SHORT EXERCISE: Gather every line in the records that contains the string "pieejamas". Matching is case-sensitive.

SUPPLIED DATA:
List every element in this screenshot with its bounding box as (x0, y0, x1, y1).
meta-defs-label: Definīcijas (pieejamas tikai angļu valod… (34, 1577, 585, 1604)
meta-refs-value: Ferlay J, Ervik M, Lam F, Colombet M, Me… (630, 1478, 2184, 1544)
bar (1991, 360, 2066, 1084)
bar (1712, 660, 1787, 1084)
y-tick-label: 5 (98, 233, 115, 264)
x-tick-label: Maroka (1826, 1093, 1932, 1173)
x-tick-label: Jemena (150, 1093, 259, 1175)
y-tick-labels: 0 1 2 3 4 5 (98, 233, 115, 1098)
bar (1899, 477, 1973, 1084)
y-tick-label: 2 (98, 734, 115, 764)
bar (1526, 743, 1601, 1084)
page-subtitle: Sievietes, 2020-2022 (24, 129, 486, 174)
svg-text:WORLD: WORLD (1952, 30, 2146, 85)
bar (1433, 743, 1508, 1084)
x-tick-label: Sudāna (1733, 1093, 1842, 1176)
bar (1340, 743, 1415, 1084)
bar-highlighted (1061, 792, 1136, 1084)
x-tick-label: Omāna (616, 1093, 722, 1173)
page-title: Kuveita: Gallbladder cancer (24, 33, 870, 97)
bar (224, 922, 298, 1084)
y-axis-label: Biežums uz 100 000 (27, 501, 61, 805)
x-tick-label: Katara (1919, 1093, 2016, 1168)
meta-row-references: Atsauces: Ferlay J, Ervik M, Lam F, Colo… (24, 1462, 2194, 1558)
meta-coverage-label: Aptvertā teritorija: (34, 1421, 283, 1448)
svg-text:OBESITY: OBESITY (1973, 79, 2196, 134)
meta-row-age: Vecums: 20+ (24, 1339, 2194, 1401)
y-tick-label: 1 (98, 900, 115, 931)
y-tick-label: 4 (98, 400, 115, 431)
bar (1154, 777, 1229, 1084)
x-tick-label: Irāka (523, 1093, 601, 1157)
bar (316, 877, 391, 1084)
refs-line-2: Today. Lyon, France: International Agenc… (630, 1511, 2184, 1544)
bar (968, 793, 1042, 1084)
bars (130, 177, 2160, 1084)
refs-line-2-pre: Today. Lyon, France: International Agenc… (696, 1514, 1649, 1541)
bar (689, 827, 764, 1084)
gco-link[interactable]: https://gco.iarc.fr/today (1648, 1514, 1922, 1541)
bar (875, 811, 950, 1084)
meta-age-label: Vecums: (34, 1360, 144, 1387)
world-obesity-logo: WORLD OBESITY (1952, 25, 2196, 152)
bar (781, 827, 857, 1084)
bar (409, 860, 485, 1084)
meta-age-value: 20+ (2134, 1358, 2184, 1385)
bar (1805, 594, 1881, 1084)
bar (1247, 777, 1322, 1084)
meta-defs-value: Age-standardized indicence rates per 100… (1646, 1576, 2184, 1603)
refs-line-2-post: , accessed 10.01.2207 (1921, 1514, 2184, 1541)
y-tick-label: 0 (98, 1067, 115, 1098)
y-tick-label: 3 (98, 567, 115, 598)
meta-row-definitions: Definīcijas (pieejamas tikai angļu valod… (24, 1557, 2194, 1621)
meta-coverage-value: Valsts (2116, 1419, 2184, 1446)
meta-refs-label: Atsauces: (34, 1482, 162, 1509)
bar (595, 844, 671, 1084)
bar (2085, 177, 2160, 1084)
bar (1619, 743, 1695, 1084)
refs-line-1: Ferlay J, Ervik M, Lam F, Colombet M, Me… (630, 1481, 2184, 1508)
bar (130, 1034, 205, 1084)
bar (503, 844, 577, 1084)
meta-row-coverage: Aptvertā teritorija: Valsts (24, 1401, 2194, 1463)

FINAL RESULT:
meta-defs-label: Definīcijas (pieejamas tikai angļu valod… (34, 1577, 585, 1604)
meta-row-definitions: Definīcijas (pieejamas tikai angļu valod… (24, 1557, 2194, 1621)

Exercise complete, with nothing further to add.